== Supplied data ==
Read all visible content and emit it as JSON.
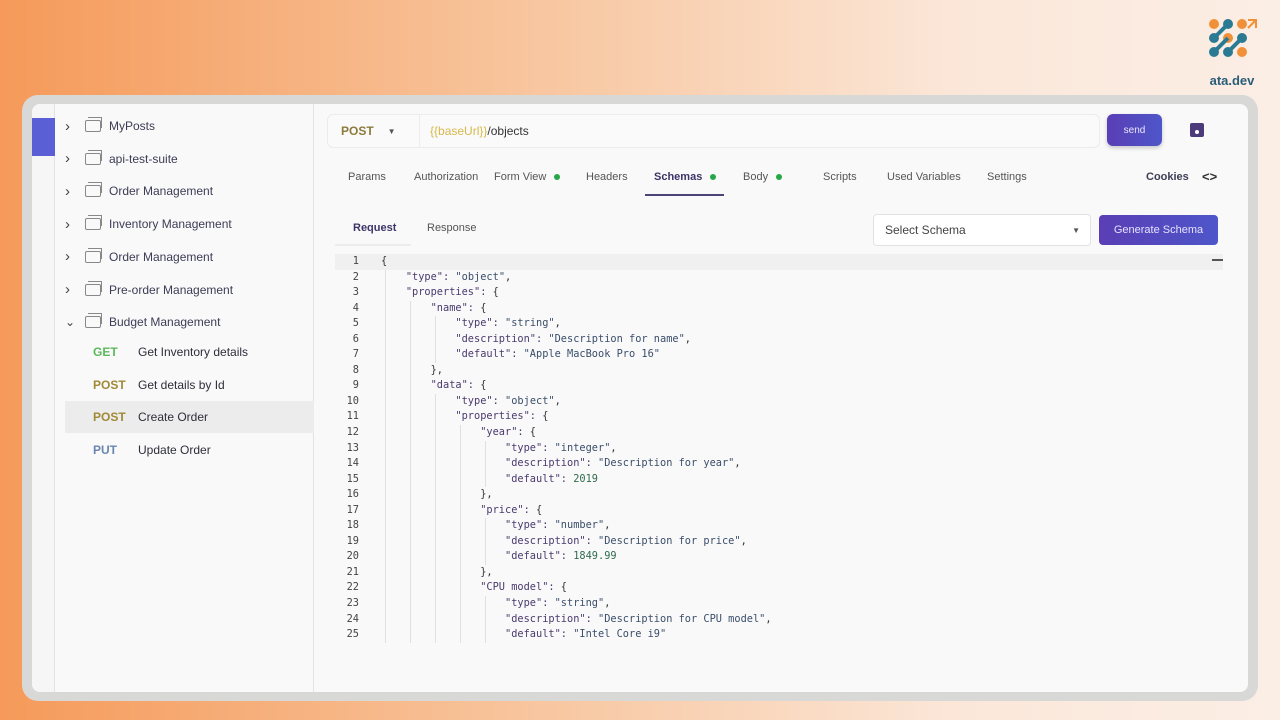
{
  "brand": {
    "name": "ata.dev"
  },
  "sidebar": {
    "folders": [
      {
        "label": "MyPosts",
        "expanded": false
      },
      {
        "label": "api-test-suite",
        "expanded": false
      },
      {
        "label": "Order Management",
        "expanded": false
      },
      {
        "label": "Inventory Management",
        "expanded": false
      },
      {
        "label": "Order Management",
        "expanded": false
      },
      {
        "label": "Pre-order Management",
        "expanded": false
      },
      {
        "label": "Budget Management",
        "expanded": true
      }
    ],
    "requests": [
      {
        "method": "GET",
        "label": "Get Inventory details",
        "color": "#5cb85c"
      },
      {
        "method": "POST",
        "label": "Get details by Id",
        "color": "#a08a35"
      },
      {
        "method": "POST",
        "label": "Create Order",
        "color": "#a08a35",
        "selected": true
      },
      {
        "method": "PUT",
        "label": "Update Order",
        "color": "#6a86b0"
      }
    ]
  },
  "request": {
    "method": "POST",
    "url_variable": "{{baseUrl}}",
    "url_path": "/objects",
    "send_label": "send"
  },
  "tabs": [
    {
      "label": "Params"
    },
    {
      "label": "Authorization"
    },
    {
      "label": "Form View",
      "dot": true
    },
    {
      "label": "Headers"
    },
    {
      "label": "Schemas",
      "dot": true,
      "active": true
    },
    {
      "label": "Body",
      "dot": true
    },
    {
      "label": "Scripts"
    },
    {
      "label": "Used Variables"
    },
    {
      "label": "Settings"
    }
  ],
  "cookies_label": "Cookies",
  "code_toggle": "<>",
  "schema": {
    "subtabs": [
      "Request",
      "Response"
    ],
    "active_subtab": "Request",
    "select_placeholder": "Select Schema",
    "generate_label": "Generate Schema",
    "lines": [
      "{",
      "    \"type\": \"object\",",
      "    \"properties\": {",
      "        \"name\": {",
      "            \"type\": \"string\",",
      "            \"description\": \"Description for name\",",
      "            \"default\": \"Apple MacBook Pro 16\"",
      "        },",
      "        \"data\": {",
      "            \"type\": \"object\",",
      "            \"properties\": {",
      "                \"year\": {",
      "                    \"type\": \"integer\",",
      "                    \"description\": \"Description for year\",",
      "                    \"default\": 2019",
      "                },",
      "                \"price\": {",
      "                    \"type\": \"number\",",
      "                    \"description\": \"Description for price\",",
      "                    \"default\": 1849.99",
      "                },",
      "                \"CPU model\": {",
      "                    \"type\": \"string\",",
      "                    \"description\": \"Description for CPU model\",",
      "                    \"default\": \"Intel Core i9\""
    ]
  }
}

== Aim ==
Each line of the data that includes the word "model" counts once; report the total and nothing more.

== The response ==
2